WRITTEN REQUEST:
Below are the records. Gather each line that holds "ngày".
---
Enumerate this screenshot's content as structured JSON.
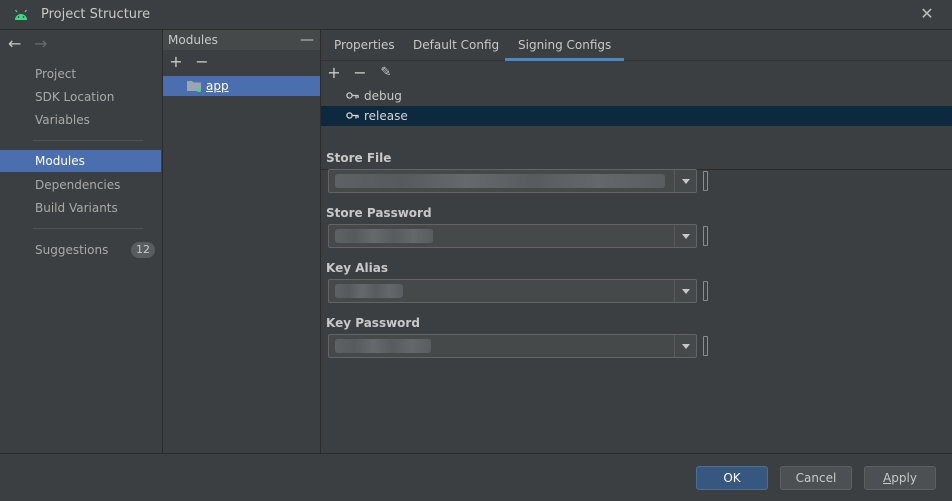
{
  "window": {
    "title": "Project Structure",
    "close_glyph": "✕",
    "icon": "android-icon"
  },
  "nav": {
    "back_glyph": "←",
    "forward_glyph": "→",
    "items": [
      {
        "label": "Project"
      },
      {
        "label": "SDK Location"
      },
      {
        "label": "Variables"
      },
      {
        "label": "Modules"
      },
      {
        "label": "Dependencies"
      },
      {
        "label": "Build Variants"
      },
      {
        "label": "Suggestions",
        "count": "12"
      }
    ],
    "selected": "Modules"
  },
  "modules_panel": {
    "header": "Modules",
    "collapse_glyph": "—",
    "add_glyph": "+",
    "remove_glyph": "−",
    "items": [
      {
        "label": "app"
      }
    ]
  },
  "tabs": [
    {
      "label": "Properties"
    },
    {
      "label": "Default Config"
    },
    {
      "label": "Signing Configs"
    }
  ],
  "active_tab": "Signing Configs",
  "signing": {
    "add_glyph": "+",
    "remove_glyph": "−",
    "edit_glyph": "✎",
    "configs": [
      {
        "label": "debug"
      },
      {
        "label": "release"
      }
    ],
    "selected": "release",
    "fields": {
      "store_file": {
        "label": "Store File"
      },
      "store_password": {
        "label": "Store Password"
      },
      "key_alias": {
        "label": "Key Alias"
      },
      "key_password": {
        "label": "Key Password"
      }
    }
  },
  "buttons": {
    "ok": "OK",
    "cancel": "Cancel",
    "apply_mnemonic": "A",
    "apply_rest": "pply"
  },
  "colors": {
    "background": "#3c3f41",
    "selection": "#4b6eaf",
    "list_selection": "#0d293e",
    "tab_underline": "#4a88c7",
    "primary_button": "#365880",
    "android_green": "#3ddc84"
  }
}
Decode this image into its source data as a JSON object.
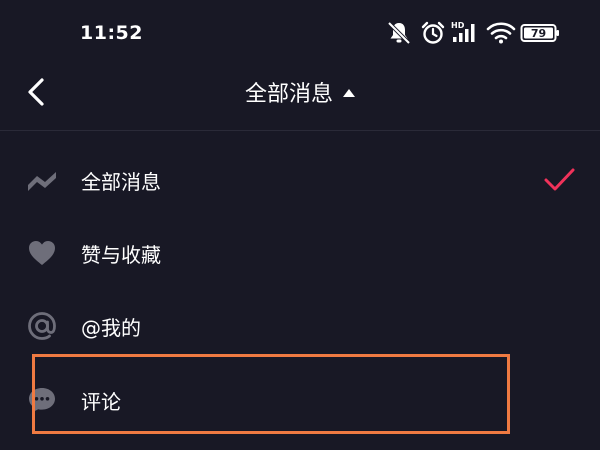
{
  "status": {
    "time": "11:52",
    "battery": "79",
    "hd_badge": "HD",
    "icons": [
      "bell-muted-icon",
      "alarm-icon",
      "signal-icon",
      "wifi-icon",
      "battery-icon"
    ]
  },
  "nav": {
    "title": "全部消息",
    "back_icon": "chevron-left-icon",
    "caret_icon": "caret-up-icon"
  },
  "menu": {
    "items": [
      {
        "label": "全部消息",
        "icon": "wave-icon",
        "selected": true
      },
      {
        "label": "赞与收藏",
        "icon": "heart-icon",
        "selected": false
      },
      {
        "label": "@我的",
        "icon": "at-icon",
        "selected": false
      },
      {
        "label": "评论",
        "icon": "comment-icon",
        "selected": false
      }
    ]
  },
  "colors": {
    "background": "#181825",
    "text": "#ffffff",
    "icon": "#6e6e7a",
    "check": "#f0325a",
    "highlight": "#ef7a42"
  }
}
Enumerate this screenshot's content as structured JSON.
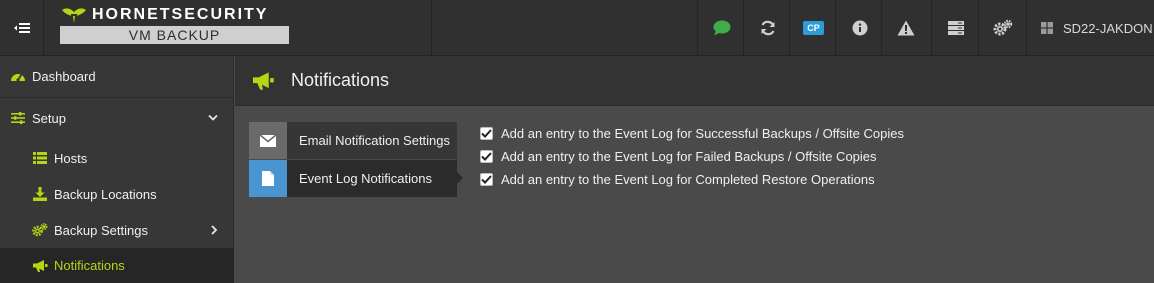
{
  "topbar": {
    "brand": "HORNETSECURITY",
    "product": "VM BACKUP",
    "cp_badge": "CP",
    "hostname": "SD22-JAKDON",
    "icons": [
      "menu-collapse-icon",
      "chat-icon",
      "refresh-icon",
      "cp-icon",
      "info-icon",
      "warning-icon",
      "server-icon",
      "settings-icon",
      "windows-icon"
    ]
  },
  "sidebar": {
    "items": [
      {
        "label": "Dashboard",
        "icon": "dashboard-icon"
      },
      {
        "label": "Setup",
        "icon": "sliders-icon"
      },
      {
        "label": "Hosts",
        "icon": "list-icon"
      },
      {
        "label": "Backup Locations",
        "icon": "download-icon"
      },
      {
        "label": "Backup Settings",
        "icon": "cogs-icon"
      },
      {
        "label": "Notifications",
        "icon": "megaphone-icon",
        "active": true
      }
    ]
  },
  "page": {
    "title": "Notifications"
  },
  "tabs": [
    {
      "label": "Email Notification Settings",
      "icon": "envelope-icon"
    },
    {
      "label": "Event Log Notifications",
      "icon": "document-icon",
      "active": true
    }
  ],
  "options": [
    {
      "label": "Add an entry to the Event Log for Successful Backups / Offsite Copies",
      "checked": true
    },
    {
      "label": "Add an entry to the Event Log for Failed Backups / Offsite Copies",
      "checked": true
    },
    {
      "label": "Add an entry to the Event Log for Completed Restore Operations",
      "checked": true
    }
  ],
  "colors": {
    "accent": "#b4d613",
    "topbar": "#303030",
    "sidebar": "#373737",
    "content": "#4a4a4a",
    "active_tab_icon": "#4a94cf",
    "cp_badge": "#2d9cd8",
    "chat_icon": "#3fae49"
  }
}
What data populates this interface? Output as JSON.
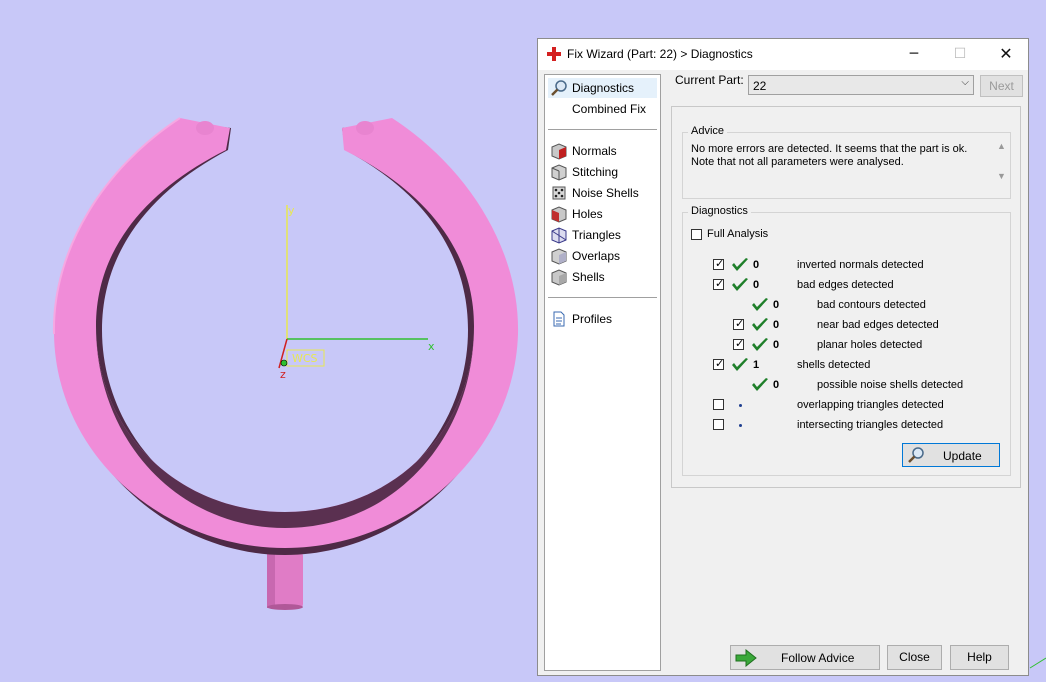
{
  "viewport": {
    "axis_x": "x",
    "axis_y": "y",
    "axis_z": "z",
    "wcs_label": "WCS",
    "colors": {
      "background": "#c8c8f8",
      "ring": "#f08cd8",
      "ring_shadow": "#5a3050"
    }
  },
  "dialog": {
    "title": "Fix Wizard (Part: 22) > Diagnostics",
    "window_controls": {
      "minimize": "─",
      "maximize": "☐",
      "close": "✕"
    },
    "nav": {
      "diagnostics": "Diagnostics",
      "combined_fix": "Combined Fix",
      "normals": "Normals",
      "stitching": "Stitching",
      "noise_shells": "Noise Shells",
      "holes": "Holes",
      "triangles": "Triangles",
      "overlaps": "Overlaps",
      "shells": "Shells",
      "profiles": "Profiles"
    },
    "current_part_label": "Current Part:",
    "current_part_value": "22",
    "next_label": "Next",
    "advice": {
      "title": "Advice",
      "line1": "No more errors are detected. It seems that the part is ok.",
      "line2": "Note that not all parameters were analysed."
    },
    "diagnostics": {
      "title": "Diagnostics",
      "full_analysis": "Full Analysis",
      "rows": [
        {
          "checked": true,
          "status": "ok",
          "count": "0",
          "label": "inverted normals detected"
        },
        {
          "checked": true,
          "status": "ok",
          "count": "0",
          "label": "bad edges detected"
        },
        {
          "checked": null,
          "status": "ok",
          "count": "0",
          "label": "bad contours detected"
        },
        {
          "checked": true,
          "status": "ok",
          "count": "0",
          "label": "near bad edges detected"
        },
        {
          "checked": true,
          "status": "ok",
          "count": "0",
          "label": "planar holes detected"
        },
        {
          "checked": true,
          "status": "ok",
          "count": "1",
          "label": "shells detected"
        },
        {
          "checked": null,
          "status": "ok",
          "count": "0",
          "label": "possible noise shells detected"
        },
        {
          "checked": false,
          "status": "pending",
          "count": "",
          "label": "overlapping triangles detected"
        },
        {
          "checked": false,
          "status": "pending",
          "count": "",
          "label": "intersecting triangles detected"
        }
      ]
    },
    "update_label": "Update",
    "follow_advice_label": "Follow Advice",
    "close_label": "Close",
    "help_label": "Help"
  }
}
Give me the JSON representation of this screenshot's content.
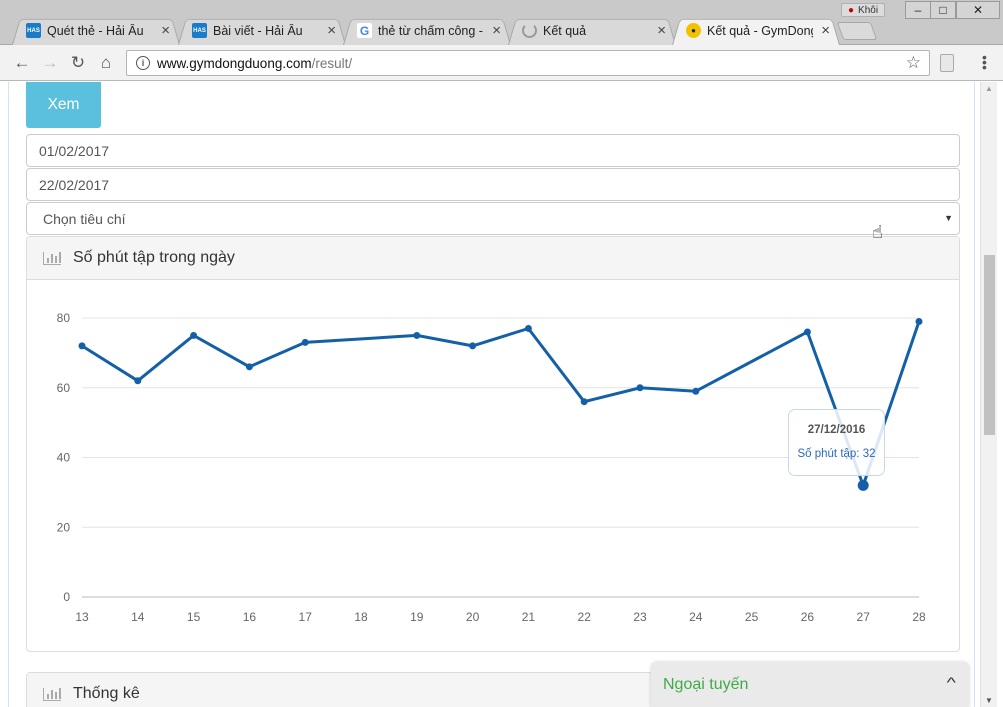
{
  "browser": {
    "tabs": [
      {
        "title": "Quét thẻ - Hải Âu",
        "favicon": "has-icon",
        "active": false
      },
      {
        "title": "Bài viết - Hải Âu",
        "favicon": "has-icon",
        "active": false
      },
      {
        "title": "thẻ từ chấm công -",
        "favicon": "google-icon",
        "active": false
      },
      {
        "title": "Kết quả",
        "favicon": "loading-icon",
        "active": false
      },
      {
        "title": "Kết quả - GymDong",
        "favicon": "gym-icon",
        "active": true
      }
    ],
    "favicon_has_text": "HAS",
    "favicon_google_text": "G",
    "profile_name": "Khôi",
    "url_host": "www.gymdongduong.com",
    "url_path": "/result/",
    "window_controls": {
      "minimize": "–",
      "maximize": "□",
      "close": "✕"
    }
  },
  "form": {
    "view_button": "Xem",
    "start_date": "01/02/2017",
    "end_date": "22/02/2017",
    "criteria_placeholder": "Chọn tiêu chí"
  },
  "panels": {
    "chart_title": "Số phút tập trong ngày",
    "stats_title": "Thống kê"
  },
  "tooltip": {
    "date": "27/12/2016",
    "label": "Số phút tập: 32"
  },
  "chat": {
    "status": "Ngoại tuyến"
  },
  "colors": {
    "line": "#1360a8",
    "button": "#5bc0de",
    "chat_text": "#3eab48"
  },
  "chart_data": {
    "type": "line",
    "title": "Số phút tập trong ngày",
    "xlabel": "",
    "ylabel": "",
    "x": [
      13,
      14,
      15,
      16,
      17,
      18,
      19,
      20,
      21,
      22,
      23,
      24,
      25,
      26,
      27,
      28
    ],
    "points": [
      [
        13,
        72
      ],
      [
        14,
        62
      ],
      [
        15,
        75
      ],
      [
        16,
        66
      ],
      [
        17,
        73
      ],
      [
        19,
        75
      ],
      [
        20,
        72
      ],
      [
        21,
        77
      ],
      [
        22,
        56
      ],
      [
        23,
        60
      ],
      [
        24,
        59
      ],
      [
        26,
        76
      ],
      [
        27,
        32
      ],
      [
        28,
        79
      ]
    ],
    "ylim": [
      0,
      80
    ],
    "yticks": [
      0,
      20,
      40,
      60,
      80
    ],
    "grid": true,
    "highlight": {
      "x": 27,
      "y": 32
    }
  }
}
---
RIGHT ANSWER:
    "chart_title": "Số phút tập trong ngày",
    "title": "Số phút tập trong ngày",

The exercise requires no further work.